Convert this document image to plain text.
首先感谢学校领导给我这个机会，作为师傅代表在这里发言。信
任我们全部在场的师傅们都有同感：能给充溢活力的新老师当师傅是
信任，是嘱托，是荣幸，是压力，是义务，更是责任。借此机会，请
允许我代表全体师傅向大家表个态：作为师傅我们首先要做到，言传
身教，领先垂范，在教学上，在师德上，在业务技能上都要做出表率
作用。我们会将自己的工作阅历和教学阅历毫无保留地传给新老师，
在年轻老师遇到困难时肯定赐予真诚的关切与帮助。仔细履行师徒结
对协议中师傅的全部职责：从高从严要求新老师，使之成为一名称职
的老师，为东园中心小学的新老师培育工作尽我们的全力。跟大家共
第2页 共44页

++++++++

▶ What is asked
Above are the records; retype them all without a single difference.

▶ Answer in full
Convert this document image to plain text.
首先感谢学校领导给我这个机会，作为师傅代表在这里发言。信
任我们全部在场的师傅们都有同感：能给充溢活力的新老师当师傅是
信任，是嘱托，是荣幸，是压力，是义务，更是责任。借此机会，请
允许我代表全体师傅向大家表个态：作为师傅我们首先要做到，言传
身教，领先垂范，在教学上，在师德上，在业务技能上都要做出表率
作用。我们会将自己的工作阅历和教学阅历毫无保留地传给新老师，
在年轻老师遇到困难时肯定赐予真诚的关切与帮助。仔细履行师徒结
对协议中师傅的全部职责：从高从严要求新老师，使之成为一名称职
的老师，为东园中心小学的新老师培育工作尽我们的全力。跟大家共
第2页 共44页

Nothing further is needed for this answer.